• [Vorgegebener Text]:
Denn das gilt auch für die beiden mittelständischen Unternehmen. Stummer Zeuge ist die Kursentwicklung, welche bei den Aktien von Rieter mit einem Minus von 45 Prozent über die letzten vier Jahre ziemlich ernüchternd ausgefallen ist. Jene des Schwesterunternehmens Autoneum mauserten sich hingegen zu einem regelrechten Anlegerliebling und konnten seit der Abspaltung um ziemlich genau 90 Prozent zulegen.

Nicht zum ersten Mal bricht nun der für Helvea tätige Experte eine Lanze für die Namenaktien von Rieter. An dieser Stelle sei erwähnt, dass er diese zwar nicht erst seit gestern mit einem Kursziel von 200 Franken zum Kauf empfiehlt. Allerdings liest sich sein jüngster Kommentar so optimistisch wie schon lange nicht mehr.

Im Kommentar schreibt der viel beachtete Verfasser, dass der für das Unternehmen wichtige Textilmaschinenmarkt die Talsohle im Laufe der zweiten Jahreshälfte durchschreiten sollte. Die Kunden aus der Textilindustrie seien gut ausgelastet und die Preise für Baumwolle und Garn hätten sich zumindest stabilisiert, so der Experte. Die Kombination beider Faktoren lässt ihn eine steigende Investitionsbereitschaft erwarten.

• [Aufgabe 1]:
Schreib den Text über Rieter und Autoneum noch einmal vollständig und Wort für Wort ab.

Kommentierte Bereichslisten

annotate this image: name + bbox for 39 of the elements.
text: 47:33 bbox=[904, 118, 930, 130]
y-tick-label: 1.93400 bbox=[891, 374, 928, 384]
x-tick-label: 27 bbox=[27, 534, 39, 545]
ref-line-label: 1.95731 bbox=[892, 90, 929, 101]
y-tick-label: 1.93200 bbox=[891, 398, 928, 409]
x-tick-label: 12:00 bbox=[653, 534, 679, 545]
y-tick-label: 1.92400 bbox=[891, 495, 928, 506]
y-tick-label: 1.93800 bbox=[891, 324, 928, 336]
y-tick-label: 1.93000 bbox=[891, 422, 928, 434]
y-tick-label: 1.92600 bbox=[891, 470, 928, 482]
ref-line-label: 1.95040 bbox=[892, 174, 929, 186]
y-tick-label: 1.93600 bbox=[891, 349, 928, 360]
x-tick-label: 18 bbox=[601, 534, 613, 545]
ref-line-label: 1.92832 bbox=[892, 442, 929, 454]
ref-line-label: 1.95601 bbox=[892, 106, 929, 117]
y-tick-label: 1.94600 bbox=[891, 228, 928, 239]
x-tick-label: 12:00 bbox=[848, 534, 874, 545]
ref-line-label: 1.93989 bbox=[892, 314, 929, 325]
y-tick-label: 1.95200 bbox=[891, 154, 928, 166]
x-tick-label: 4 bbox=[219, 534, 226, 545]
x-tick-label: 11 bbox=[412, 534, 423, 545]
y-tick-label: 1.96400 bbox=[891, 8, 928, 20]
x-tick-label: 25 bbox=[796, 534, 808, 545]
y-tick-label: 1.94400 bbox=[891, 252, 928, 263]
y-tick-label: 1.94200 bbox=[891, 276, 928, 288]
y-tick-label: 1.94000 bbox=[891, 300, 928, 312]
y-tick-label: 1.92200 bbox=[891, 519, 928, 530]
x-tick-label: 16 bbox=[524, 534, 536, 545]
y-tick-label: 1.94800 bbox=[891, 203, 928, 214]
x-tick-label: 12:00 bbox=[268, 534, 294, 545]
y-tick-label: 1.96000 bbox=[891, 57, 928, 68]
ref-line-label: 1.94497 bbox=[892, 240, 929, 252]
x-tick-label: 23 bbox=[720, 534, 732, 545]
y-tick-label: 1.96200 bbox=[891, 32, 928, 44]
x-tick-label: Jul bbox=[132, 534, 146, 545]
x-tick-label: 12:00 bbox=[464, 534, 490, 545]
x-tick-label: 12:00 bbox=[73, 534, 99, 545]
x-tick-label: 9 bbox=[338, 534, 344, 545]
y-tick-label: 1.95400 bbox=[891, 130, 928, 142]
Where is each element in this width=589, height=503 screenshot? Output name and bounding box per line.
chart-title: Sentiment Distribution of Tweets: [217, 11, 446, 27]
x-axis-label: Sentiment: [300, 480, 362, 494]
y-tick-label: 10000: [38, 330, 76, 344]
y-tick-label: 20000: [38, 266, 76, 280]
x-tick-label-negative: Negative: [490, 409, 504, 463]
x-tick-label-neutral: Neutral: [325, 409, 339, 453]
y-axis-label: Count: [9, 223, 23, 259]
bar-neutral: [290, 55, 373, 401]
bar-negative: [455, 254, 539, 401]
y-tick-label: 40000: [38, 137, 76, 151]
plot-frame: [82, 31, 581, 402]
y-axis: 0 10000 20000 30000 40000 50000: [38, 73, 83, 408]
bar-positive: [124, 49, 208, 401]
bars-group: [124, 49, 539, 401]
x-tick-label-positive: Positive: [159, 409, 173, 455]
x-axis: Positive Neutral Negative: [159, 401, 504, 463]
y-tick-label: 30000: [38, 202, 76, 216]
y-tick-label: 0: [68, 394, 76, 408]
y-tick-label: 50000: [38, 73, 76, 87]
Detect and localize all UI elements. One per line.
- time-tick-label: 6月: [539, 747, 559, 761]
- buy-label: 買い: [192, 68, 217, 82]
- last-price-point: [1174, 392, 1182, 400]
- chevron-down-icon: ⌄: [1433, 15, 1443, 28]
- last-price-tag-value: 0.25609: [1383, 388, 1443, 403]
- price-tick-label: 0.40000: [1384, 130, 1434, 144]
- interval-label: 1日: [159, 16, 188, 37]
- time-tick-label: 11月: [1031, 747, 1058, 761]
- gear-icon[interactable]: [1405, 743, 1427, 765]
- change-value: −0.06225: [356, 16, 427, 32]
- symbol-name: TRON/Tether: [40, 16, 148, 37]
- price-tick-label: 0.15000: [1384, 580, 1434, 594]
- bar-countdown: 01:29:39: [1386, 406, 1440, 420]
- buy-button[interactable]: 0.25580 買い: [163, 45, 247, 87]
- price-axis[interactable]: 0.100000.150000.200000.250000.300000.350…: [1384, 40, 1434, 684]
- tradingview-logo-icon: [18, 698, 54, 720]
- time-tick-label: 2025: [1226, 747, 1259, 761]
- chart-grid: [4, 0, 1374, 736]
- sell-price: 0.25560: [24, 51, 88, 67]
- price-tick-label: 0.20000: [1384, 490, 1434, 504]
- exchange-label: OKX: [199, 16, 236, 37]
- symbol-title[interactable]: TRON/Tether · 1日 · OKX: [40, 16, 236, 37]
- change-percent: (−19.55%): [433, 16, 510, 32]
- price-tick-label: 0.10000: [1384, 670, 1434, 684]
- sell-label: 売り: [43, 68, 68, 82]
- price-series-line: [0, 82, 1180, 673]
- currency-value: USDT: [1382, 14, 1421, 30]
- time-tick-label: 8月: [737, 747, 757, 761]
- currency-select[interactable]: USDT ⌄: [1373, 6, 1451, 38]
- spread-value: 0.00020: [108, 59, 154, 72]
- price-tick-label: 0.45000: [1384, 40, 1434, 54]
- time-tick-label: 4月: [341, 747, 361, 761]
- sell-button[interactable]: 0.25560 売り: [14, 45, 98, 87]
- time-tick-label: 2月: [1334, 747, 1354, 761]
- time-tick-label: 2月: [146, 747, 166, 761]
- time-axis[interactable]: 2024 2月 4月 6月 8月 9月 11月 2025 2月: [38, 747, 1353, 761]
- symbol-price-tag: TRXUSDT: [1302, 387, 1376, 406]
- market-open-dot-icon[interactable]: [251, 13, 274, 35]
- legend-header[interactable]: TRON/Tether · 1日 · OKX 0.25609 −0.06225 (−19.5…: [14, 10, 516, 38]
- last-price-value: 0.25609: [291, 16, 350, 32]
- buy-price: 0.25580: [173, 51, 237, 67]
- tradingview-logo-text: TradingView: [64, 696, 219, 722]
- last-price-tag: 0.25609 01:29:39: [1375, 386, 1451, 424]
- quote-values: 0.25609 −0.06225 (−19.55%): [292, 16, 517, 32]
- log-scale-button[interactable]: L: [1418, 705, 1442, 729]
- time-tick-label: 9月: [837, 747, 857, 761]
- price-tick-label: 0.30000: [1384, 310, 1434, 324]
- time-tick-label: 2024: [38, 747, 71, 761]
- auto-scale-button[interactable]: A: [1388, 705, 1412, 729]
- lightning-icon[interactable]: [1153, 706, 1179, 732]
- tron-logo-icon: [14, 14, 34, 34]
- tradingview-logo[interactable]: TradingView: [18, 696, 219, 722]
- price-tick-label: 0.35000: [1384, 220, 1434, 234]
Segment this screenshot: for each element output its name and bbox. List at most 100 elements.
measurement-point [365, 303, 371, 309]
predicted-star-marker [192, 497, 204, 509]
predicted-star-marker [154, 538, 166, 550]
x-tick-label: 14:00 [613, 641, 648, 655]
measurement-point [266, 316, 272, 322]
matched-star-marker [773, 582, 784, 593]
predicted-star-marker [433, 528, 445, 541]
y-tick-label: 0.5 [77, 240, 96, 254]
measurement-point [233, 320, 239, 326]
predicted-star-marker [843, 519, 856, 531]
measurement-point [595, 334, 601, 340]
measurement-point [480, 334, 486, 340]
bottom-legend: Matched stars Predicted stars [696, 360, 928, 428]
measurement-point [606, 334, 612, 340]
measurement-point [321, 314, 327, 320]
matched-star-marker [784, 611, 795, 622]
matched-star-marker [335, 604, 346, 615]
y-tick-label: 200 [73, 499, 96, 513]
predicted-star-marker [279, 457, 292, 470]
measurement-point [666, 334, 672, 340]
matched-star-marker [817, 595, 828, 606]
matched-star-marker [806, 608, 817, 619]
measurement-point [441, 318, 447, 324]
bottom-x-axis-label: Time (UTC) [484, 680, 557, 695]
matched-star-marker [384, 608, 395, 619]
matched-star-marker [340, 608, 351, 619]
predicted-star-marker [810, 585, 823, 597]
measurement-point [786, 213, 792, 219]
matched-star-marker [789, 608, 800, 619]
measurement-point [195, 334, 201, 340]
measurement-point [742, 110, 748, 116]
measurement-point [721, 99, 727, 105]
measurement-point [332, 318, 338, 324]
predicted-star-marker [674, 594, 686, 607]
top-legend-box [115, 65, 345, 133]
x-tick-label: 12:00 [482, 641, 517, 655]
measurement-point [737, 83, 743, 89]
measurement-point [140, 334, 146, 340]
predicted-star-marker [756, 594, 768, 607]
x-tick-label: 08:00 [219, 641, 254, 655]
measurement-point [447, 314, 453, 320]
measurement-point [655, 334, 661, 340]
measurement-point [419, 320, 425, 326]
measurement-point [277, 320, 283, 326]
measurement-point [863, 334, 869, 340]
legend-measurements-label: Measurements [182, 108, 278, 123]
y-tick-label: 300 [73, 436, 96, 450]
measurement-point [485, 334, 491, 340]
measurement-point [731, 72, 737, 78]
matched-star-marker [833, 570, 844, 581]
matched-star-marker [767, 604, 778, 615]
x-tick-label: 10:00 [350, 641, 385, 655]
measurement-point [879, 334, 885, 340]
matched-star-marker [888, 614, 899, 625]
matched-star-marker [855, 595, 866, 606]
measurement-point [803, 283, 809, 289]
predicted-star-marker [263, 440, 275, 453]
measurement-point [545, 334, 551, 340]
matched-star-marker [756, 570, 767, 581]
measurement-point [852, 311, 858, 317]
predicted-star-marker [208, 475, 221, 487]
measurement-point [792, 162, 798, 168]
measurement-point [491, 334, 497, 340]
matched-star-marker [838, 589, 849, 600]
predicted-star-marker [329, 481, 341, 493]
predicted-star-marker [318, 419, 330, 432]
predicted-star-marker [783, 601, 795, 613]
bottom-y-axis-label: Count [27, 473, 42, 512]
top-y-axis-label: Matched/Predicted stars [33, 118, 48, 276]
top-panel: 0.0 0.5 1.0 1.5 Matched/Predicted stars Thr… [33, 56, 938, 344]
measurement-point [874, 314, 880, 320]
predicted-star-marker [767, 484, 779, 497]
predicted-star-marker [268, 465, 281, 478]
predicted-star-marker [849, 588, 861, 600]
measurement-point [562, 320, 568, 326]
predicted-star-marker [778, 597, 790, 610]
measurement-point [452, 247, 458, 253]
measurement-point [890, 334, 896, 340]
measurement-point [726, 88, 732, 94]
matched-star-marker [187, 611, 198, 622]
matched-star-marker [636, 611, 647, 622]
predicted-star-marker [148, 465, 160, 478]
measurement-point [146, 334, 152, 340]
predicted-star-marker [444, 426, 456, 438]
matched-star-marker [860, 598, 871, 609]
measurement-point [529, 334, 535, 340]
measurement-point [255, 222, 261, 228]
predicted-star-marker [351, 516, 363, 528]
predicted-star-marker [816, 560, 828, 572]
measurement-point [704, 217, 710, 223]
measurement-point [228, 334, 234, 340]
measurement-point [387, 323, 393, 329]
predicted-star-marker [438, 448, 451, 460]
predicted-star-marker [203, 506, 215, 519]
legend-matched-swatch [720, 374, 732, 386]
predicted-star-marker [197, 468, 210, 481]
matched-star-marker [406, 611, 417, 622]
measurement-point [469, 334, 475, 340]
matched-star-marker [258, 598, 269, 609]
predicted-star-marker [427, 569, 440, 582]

• [Aufgabe 2]:
Gib alles vom Anfang der Einträge bis einschließlich der Zeile mit "ref-line-label: 1.92832 bbox=[892, 442, 929, 454]" noch einmal aus und setze dabei überall "y-Achsenwert" an die Stelle von "y-tick-label". Alles andere bleibt gleich.

• [Lösung 1]:
Denn das gilt auch für die beiden mittelständischen Unternehmen. Stummer Zeuge ist die Kursentwicklung, welche bei den Aktien von Rieter mit einem Minus von 45 Prozent über die letzten vier Jahre ziemlich ernüchternd ausgefallen ist. Jene des Schwesterunternehmens Autoneum mauserten sich hingegen zu einem regelrechten Anlegerliebling und konnten seit der Abspaltung um ziemlich genau 90 Prozent zulegen.

Nicht zum ersten Mal bricht nun der für Helvea tätige Experte eine Lanze für die Namenaktien von Rieter. An dieser Stelle sei erwähnt, dass er diese zwar nicht erst seit gestern mit einem Kursziel von 200 Franken zum Kauf empfiehlt. Allerdings liest sich sein jüngster Kommentar so optimistisch wie schon lange nicht mehr.

Im Kommentar schreibt der viel beachtete Verfasser, dass der für das Unternehmen wichtige Textilmaschinenmarkt die Talsohle im Laufe der zweiten Jahreshälfte durchschreiten sollte. Die Kunden aus der Textilindustrie seien gut ausgelastet und die Preise für Baumwolle und Garn hätten sich zumindest stabilisiert, so der Experte. Die Kombination beider Faktoren lässt ihn eine steigende Investitionsbereitschaft erwarten.

• [Lösung 2]:
annotate this image: name + bbox for 39 of the elements.
text: 47:33 bbox=[904, 118, 930, 130]
y-Achsenwert: 1.93400 bbox=[891, 374, 928, 384]
x-tick-label: 27 bbox=[27, 534, 39, 545]
ref-line-label: 1.95731 bbox=[892, 90, 929, 101]
y-Achsenwert: 1.93200 bbox=[891, 398, 928, 409]
x-tick-label: 12:00 bbox=[653, 534, 679, 545]
y-Achsenwert: 1.92400 bbox=[891, 495, 928, 506]
y-Achsenwert: 1.93800 bbox=[891, 324, 928, 336]
y-Achsenwert: 1.93000 bbox=[891, 422, 928, 434]
y-Achsenwert: 1.92600 bbox=[891, 470, 928, 482]
ref-line-label: 1.95040 bbox=[892, 174, 929, 186]
y-Achsenwert: 1.93600 bbox=[891, 349, 928, 360]
x-tick-label: 18 bbox=[601, 534, 613, 545]
ref-line-label: 1.92832 bbox=[892, 442, 929, 454]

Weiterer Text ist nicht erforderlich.